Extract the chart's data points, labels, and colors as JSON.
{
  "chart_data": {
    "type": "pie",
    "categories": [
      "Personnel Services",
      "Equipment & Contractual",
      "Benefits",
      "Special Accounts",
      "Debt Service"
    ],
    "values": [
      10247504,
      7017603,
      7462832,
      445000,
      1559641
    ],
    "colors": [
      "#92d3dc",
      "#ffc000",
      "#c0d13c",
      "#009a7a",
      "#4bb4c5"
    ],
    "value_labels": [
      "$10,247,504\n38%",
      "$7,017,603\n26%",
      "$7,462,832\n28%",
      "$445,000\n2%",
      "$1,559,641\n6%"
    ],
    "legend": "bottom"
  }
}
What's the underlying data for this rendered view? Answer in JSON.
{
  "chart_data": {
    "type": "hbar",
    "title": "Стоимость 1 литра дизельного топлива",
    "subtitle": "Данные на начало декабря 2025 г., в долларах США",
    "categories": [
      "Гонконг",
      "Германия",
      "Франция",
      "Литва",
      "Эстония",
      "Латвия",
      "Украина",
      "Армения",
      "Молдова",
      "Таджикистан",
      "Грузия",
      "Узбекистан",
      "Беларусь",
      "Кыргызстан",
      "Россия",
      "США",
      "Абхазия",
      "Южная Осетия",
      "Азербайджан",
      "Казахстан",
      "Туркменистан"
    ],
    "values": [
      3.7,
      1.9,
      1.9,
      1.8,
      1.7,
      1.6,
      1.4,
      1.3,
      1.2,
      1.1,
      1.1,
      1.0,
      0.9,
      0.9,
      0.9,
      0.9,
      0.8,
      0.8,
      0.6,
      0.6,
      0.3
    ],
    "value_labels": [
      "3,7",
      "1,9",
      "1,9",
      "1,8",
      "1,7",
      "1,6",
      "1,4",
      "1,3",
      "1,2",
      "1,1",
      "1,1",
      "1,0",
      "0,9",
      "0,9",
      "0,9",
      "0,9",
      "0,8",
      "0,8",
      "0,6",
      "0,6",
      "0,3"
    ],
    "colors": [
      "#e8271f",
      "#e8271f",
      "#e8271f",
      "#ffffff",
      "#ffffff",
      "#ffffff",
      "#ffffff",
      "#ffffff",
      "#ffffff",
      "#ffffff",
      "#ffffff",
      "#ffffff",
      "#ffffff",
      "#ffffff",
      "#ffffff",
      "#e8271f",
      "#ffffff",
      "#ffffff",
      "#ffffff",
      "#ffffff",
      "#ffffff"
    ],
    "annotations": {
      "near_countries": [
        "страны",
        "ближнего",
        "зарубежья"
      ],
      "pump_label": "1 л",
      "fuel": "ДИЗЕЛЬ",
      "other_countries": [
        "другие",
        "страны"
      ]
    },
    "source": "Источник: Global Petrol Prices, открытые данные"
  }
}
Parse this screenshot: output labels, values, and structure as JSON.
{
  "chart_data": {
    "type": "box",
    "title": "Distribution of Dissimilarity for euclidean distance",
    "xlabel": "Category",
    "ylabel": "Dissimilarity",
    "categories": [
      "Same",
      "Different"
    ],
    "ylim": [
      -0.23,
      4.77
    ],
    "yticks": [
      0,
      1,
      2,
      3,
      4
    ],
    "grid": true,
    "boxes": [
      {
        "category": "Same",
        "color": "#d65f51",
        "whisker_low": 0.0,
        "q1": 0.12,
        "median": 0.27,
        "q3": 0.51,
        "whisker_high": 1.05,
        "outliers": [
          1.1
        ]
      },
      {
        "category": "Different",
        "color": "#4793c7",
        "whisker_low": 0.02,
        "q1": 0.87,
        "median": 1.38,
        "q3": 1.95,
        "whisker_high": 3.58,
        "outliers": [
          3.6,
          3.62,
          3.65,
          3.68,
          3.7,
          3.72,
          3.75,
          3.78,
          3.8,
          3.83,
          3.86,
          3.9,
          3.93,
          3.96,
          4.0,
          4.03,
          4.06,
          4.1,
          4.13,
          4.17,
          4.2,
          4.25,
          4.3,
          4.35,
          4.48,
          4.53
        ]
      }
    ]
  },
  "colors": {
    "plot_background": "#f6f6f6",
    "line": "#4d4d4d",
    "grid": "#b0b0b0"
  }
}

▸ Your goal: From the data, list each line in which the string "JSON" appears.

▸ Answer in full:
Extract the chart's data points, labels, and colors as JSON.
What's the underlying data for this rendered view? Answer in JSON.
Parse this screenshot: output labels, values, and structure as JSON.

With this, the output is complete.